** BEGIN **
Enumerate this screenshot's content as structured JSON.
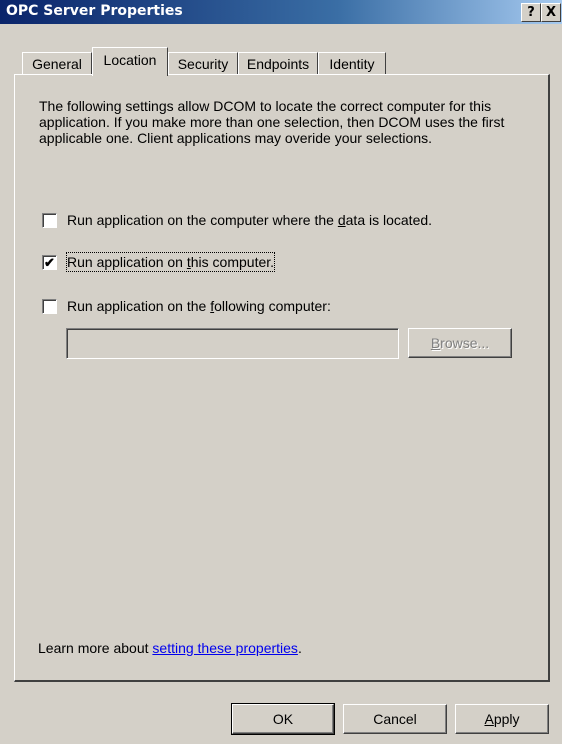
{
  "window": {
    "title": "OPC Server Properties",
    "help_button": "?",
    "close_button": "X"
  },
  "tabs": [
    {
      "label": "General"
    },
    {
      "label": "Location"
    },
    {
      "label": "Security"
    },
    {
      "label": "Endpoints"
    },
    {
      "label": "Identity"
    }
  ],
  "active_tab": "Location",
  "location": {
    "description": "The following settings allow DCOM to locate the correct computer for this application. If you make more than one selection, then DCOM uses the first applicable one. Client applications may overide your selections.",
    "options": [
      {
        "label_pre": "Run application on the computer where the ",
        "label_access": "d",
        "label_post": "ata is located.",
        "checked": false
      },
      {
        "label_pre": "Run application on ",
        "label_access": "t",
        "label_post": "his computer.",
        "checked": true
      },
      {
        "label_pre": "Run application on the ",
        "label_access": "f",
        "label_post": "ollowing computer:",
        "checked": false
      }
    ],
    "computer_name_value": "",
    "browse_button_access": "B",
    "browse_button_rest": "rowse...",
    "learn_more_prefix": "Learn more about ",
    "learn_more_link": "setting these properties",
    "learn_more_suffix": "."
  },
  "buttons": {
    "ok": "OK",
    "cancel": "Cancel",
    "apply_access": "A",
    "apply_rest": "pply"
  }
}
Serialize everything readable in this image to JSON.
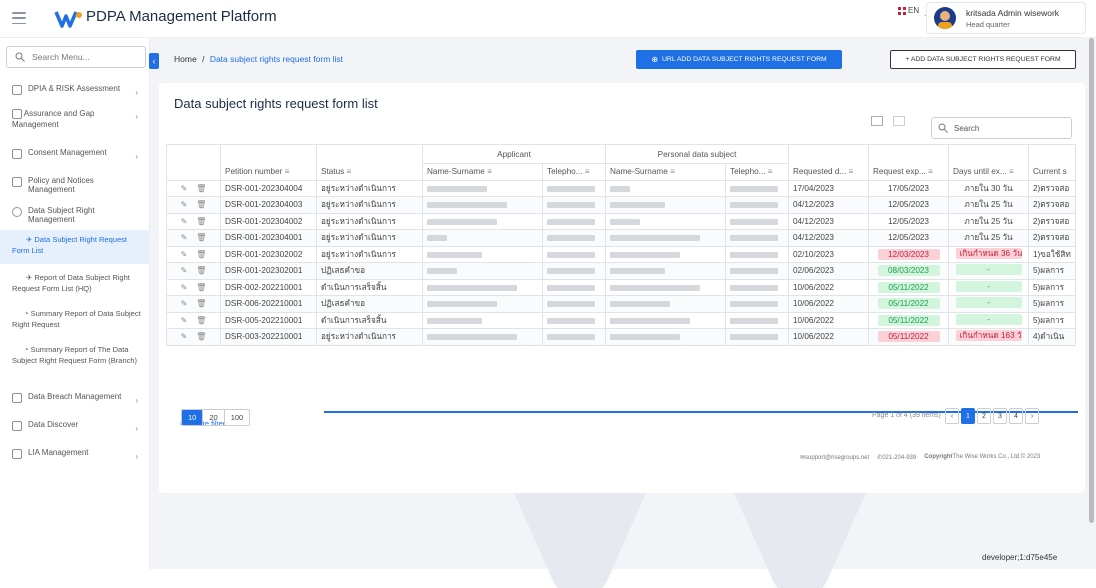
** END **
** WHAT YOU HAVE TO DO **
Report each line in the data that holds the word "JSON".

** TASK RESPONSE **
Enumerate this screenshot's content as structured JSON.
Serialize everything readable in this image to JSON.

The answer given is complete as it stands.